-- start of INPUT --

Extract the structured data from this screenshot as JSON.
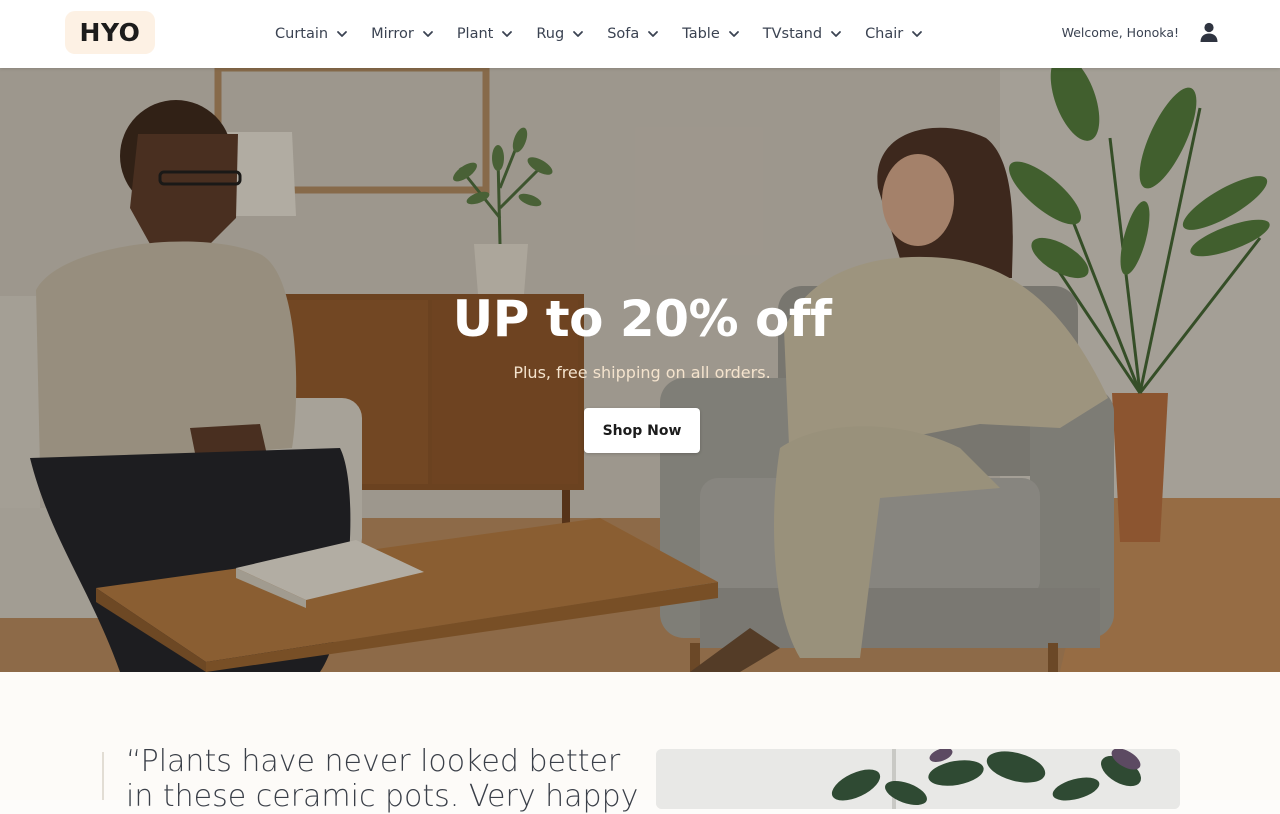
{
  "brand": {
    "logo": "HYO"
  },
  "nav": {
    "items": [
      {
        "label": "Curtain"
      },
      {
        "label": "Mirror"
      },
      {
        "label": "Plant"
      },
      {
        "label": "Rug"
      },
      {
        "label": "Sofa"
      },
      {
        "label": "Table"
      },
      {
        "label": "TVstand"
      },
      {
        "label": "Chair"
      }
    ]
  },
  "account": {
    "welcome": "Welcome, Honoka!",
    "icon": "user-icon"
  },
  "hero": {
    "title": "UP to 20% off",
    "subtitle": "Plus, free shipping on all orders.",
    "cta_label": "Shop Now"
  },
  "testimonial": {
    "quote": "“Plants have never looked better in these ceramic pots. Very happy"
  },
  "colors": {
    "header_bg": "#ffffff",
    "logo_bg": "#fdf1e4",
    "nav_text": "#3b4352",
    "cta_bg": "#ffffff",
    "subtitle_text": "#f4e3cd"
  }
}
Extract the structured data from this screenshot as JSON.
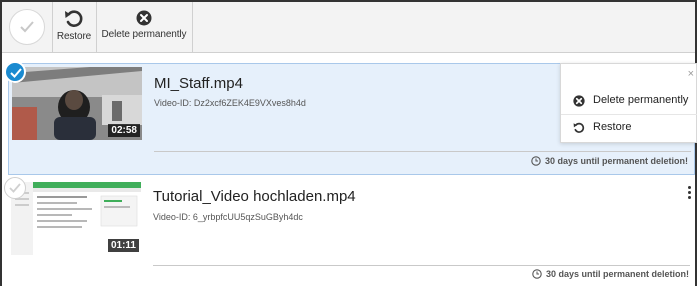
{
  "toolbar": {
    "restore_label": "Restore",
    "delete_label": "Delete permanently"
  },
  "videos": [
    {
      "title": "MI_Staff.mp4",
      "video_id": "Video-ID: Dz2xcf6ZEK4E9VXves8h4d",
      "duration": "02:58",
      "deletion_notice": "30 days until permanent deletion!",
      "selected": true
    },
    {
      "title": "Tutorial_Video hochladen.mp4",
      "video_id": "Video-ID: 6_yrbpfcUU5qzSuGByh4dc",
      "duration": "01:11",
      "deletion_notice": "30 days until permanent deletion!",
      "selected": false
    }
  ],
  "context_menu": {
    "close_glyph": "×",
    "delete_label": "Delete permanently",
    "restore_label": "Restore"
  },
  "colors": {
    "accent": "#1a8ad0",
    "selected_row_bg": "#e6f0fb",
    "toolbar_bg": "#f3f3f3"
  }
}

-- end of INPUT --

WHAT YOU WILL DO
Without the pictures, write out the whole listing above exactly as it appears.

SOLUTION TO THE PROBLEM
Extract the structured data from this screenshot as JSON.
{
  "brand": {
    "logo": "HYO"
  },
  "nav": {
    "items": [
      {
        "label": "Curtain"
      },
      {
        "label": "Mirror"
      },
      {
        "label": "Plant"
      },
      {
        "label": "Rug"
      },
      {
        "label": "Sofa"
      },
      {
        "label": "Table"
      },
      {
        "label": "TVstand"
      },
      {
        "label": "Chair"
      }
    ]
  },
  "account": {
    "welcome": "Welcome, Honoka!",
    "icon": "user-icon"
  },
  "hero": {
    "title": "UP to 20% off",
    "subtitle": "Plus, free shipping on all orders.",
    "cta_label": "Shop Now"
  },
  "testimonial": {
    "quote": "“Plants have never looked better in these ceramic pots. Very happy"
  },
  "colors": {
    "header_bg": "#ffffff",
    "logo_bg": "#fdf1e4",
    "nav_text": "#3b4352",
    "cta_bg": "#ffffff",
    "subtitle_text": "#f4e3cd"
  }
}
Extract the structured data from this screenshot as JSON.
{
  "toolbar": {
    "restore_label": "Restore",
    "delete_label": "Delete permanently"
  },
  "videos": [
    {
      "title": "MI_Staff.mp4",
      "video_id": "Video-ID: Dz2xcf6ZEK4E9VXves8h4d",
      "duration": "02:58",
      "deletion_notice": "30 days until permanent deletion!",
      "selected": true
    },
    {
      "title": "Tutorial_Video hochladen.mp4",
      "video_id": "Video-ID: 6_yrbpfcUU5qzSuGByh4dc",
      "duration": "01:11",
      "deletion_notice": "30 days until permanent deletion!",
      "selected": false
    }
  ],
  "context_menu": {
    "close_glyph": "×",
    "delete_label": "Delete permanently",
    "restore_label": "Restore"
  },
  "colors": {
    "accent": "#1a8ad0",
    "selected_row_bg": "#e6f0fb",
    "toolbar_bg": "#f3f3f3"
  }
}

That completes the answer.